- _Work to be completed_
Write the material out again in full, exactly.

+++

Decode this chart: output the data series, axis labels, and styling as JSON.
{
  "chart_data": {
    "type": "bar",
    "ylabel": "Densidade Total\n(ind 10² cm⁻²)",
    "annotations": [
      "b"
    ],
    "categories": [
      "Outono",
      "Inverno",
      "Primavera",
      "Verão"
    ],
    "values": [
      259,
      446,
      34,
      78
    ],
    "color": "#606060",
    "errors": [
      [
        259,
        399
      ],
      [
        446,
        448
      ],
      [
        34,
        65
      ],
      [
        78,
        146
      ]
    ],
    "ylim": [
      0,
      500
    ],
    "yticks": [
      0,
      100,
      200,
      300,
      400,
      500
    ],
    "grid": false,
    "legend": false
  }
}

+++

- _Exercise result_
Decode this chart: output the data series, axis labels, and styling as JSON.
{
  "chart_data": {
    "type": "bar",
    "ylabel": "Densidade Total\n(ind 10² cm⁻²)",
    "annotations": [
      "b"
    ],
    "categories": [
      "Outono",
      "Inverno",
      "Primavera",
      "Verão"
    ],
    "values": [
      259,
      446,
      34,
      78
    ],
    "color": "#606060",
    "errors": [
      [
        259,
        399
      ],
      [
        446,
        448
      ],
      [
        34,
        65
      ],
      [
        78,
        146
      ]
    ],
    "ylim": [
      0,
      500
    ],
    "yticks": [
      0,
      100,
      200,
      300,
      400,
      500
    ],
    "grid": false,
    "legend": false
  }
}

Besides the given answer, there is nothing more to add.